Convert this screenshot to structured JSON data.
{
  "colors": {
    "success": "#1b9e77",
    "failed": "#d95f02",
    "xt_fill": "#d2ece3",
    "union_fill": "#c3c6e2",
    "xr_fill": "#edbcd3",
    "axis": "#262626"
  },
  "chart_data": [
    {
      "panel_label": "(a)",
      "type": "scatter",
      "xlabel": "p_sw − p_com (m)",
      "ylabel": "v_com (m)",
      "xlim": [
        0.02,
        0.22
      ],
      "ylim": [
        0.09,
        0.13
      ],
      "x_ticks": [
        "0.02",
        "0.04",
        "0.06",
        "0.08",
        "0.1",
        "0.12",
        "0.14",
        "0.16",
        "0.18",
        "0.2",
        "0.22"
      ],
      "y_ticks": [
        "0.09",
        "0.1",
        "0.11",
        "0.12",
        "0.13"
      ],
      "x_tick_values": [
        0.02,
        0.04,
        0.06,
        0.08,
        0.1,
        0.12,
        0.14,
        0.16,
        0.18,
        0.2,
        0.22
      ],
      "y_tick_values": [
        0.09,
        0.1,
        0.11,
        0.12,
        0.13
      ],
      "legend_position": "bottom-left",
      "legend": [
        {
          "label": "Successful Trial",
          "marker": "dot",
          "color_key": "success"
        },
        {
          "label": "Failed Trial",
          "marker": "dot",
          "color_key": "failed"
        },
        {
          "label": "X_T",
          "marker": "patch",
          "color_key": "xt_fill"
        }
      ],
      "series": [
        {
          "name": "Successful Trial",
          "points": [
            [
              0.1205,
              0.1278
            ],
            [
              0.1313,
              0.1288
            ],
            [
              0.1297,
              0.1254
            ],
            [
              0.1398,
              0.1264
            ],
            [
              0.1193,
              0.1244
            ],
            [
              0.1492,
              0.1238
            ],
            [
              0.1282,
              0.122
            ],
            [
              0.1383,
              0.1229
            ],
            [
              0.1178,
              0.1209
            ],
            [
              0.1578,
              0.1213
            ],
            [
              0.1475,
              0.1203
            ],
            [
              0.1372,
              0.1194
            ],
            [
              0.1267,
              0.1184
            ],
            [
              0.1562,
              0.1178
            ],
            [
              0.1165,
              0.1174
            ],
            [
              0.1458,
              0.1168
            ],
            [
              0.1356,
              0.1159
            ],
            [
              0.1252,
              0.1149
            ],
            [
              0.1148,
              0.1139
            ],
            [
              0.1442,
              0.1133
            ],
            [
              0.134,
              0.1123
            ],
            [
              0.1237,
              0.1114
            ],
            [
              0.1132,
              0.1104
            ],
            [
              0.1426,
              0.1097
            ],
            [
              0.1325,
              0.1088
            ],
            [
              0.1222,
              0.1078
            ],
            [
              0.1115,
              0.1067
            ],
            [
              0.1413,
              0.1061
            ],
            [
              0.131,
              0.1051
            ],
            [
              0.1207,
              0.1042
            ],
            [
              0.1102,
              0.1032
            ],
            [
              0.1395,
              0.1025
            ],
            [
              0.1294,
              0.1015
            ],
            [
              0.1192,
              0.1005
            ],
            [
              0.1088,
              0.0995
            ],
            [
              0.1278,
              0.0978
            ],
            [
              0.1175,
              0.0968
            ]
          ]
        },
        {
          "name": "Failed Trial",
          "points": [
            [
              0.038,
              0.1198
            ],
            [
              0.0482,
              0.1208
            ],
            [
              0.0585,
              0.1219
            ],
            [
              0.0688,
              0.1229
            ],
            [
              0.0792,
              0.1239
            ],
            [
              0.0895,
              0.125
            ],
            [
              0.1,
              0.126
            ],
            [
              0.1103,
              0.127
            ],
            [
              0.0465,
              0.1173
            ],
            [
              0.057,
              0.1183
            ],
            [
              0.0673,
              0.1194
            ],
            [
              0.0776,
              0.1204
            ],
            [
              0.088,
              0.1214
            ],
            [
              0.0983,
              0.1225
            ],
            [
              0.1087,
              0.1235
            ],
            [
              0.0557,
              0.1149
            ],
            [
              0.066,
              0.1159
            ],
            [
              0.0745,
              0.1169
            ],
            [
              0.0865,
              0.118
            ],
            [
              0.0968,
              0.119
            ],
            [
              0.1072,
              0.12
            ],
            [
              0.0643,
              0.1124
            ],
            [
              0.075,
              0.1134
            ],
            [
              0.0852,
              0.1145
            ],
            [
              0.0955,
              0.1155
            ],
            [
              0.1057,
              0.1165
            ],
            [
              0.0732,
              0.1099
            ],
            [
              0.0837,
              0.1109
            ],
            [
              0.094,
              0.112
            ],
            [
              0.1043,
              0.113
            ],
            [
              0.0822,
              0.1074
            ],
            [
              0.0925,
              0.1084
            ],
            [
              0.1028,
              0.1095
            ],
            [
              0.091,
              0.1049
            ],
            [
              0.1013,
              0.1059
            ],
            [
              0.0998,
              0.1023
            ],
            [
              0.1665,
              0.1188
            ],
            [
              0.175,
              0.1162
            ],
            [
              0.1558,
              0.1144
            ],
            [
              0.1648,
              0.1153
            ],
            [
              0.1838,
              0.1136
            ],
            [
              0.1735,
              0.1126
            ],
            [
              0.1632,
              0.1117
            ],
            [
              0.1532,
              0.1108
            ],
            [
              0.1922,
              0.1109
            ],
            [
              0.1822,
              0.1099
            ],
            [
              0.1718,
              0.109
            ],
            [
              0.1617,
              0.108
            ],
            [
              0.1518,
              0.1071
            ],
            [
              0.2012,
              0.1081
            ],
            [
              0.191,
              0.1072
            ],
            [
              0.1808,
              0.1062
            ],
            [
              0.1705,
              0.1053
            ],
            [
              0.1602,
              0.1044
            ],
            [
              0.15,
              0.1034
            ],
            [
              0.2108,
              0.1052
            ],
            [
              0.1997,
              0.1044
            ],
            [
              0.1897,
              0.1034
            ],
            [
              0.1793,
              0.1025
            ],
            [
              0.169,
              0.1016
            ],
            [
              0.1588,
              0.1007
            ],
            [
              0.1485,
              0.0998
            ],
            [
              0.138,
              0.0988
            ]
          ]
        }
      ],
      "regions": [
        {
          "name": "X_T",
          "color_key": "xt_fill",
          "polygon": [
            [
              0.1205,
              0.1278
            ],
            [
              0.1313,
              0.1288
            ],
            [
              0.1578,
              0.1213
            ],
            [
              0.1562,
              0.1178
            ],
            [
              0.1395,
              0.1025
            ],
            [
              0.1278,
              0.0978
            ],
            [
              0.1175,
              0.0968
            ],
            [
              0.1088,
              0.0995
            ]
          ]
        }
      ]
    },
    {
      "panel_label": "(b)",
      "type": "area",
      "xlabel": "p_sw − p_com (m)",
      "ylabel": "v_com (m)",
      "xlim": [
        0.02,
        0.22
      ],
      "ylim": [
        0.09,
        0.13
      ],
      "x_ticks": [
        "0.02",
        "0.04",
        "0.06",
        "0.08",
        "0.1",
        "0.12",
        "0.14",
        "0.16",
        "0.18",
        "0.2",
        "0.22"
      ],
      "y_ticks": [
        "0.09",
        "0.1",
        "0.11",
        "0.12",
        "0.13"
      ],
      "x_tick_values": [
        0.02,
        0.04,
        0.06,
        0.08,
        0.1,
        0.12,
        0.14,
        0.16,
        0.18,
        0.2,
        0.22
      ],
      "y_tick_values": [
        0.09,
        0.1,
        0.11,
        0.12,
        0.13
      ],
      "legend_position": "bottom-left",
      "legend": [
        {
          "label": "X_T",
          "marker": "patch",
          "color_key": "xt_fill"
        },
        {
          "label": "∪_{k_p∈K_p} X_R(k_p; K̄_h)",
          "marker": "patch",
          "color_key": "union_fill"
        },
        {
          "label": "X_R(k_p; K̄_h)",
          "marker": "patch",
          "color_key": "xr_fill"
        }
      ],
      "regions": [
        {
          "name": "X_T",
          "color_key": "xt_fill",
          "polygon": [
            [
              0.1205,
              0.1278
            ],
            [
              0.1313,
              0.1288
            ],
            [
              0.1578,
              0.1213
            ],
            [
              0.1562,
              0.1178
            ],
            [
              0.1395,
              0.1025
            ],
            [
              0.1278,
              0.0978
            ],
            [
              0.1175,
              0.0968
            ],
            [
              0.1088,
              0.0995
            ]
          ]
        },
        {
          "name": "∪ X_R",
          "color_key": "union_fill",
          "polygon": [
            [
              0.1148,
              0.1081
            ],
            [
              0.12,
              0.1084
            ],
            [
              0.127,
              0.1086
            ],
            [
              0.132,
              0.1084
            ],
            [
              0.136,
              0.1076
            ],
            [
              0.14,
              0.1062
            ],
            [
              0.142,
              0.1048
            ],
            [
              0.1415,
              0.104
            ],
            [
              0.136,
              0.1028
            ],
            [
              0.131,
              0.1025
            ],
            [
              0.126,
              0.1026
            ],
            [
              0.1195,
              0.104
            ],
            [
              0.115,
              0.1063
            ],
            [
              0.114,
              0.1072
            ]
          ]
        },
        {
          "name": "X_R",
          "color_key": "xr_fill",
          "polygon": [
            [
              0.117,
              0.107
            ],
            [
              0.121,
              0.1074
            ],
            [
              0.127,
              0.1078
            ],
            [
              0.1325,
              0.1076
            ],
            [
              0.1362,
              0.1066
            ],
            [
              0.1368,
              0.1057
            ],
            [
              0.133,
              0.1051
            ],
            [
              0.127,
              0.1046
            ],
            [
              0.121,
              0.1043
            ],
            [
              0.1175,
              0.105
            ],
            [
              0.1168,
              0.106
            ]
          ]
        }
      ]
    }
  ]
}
==*==
Instruction:
Among the records above, find each line holding the string "Successful" and pull it out.

Answer for this exercise:
          "label": "Successful Trial",
          "name": "Successful Trial",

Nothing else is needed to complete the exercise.